- Written exercise -
Look through the records below and give the number of lines holding the string "description", nothing more.

────────────────────────────────────────

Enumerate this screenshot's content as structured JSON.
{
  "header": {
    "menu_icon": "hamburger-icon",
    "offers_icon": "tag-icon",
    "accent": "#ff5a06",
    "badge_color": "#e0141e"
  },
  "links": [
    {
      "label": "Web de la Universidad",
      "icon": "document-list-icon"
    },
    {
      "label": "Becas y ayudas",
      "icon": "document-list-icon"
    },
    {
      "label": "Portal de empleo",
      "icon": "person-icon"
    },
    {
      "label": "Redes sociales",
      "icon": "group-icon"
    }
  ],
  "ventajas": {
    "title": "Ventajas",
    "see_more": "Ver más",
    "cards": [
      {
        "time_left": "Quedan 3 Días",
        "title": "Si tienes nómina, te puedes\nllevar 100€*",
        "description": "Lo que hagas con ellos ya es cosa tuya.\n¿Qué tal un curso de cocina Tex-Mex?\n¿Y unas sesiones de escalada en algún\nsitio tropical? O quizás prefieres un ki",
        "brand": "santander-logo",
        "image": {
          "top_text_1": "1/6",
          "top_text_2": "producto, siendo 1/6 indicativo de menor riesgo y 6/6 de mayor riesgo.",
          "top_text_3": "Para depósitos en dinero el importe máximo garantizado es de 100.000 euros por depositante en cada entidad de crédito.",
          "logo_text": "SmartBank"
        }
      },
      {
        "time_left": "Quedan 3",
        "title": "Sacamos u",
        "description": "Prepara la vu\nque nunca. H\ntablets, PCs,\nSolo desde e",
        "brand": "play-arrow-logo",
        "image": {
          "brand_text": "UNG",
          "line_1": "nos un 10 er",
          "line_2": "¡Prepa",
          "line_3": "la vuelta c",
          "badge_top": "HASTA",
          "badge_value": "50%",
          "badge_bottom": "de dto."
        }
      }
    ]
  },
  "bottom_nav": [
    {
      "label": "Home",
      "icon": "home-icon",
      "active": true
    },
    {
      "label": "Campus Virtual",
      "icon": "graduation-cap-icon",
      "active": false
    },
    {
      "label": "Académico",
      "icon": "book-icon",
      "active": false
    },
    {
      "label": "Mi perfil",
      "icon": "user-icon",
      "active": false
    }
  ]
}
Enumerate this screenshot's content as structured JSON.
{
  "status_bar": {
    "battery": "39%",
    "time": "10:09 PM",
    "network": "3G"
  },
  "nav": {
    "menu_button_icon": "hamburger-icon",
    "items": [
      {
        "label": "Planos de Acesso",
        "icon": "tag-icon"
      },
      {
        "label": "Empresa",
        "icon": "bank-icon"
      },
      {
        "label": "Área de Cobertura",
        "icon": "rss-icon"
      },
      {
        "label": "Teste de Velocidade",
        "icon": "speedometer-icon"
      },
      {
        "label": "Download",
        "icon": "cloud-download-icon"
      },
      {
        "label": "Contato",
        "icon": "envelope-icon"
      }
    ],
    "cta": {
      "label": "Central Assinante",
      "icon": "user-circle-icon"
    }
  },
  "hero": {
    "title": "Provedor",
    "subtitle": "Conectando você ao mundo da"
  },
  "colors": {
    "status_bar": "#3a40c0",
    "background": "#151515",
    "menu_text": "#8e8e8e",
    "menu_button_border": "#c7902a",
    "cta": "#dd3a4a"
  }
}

────────────────────────────────────────

- Final answer -
2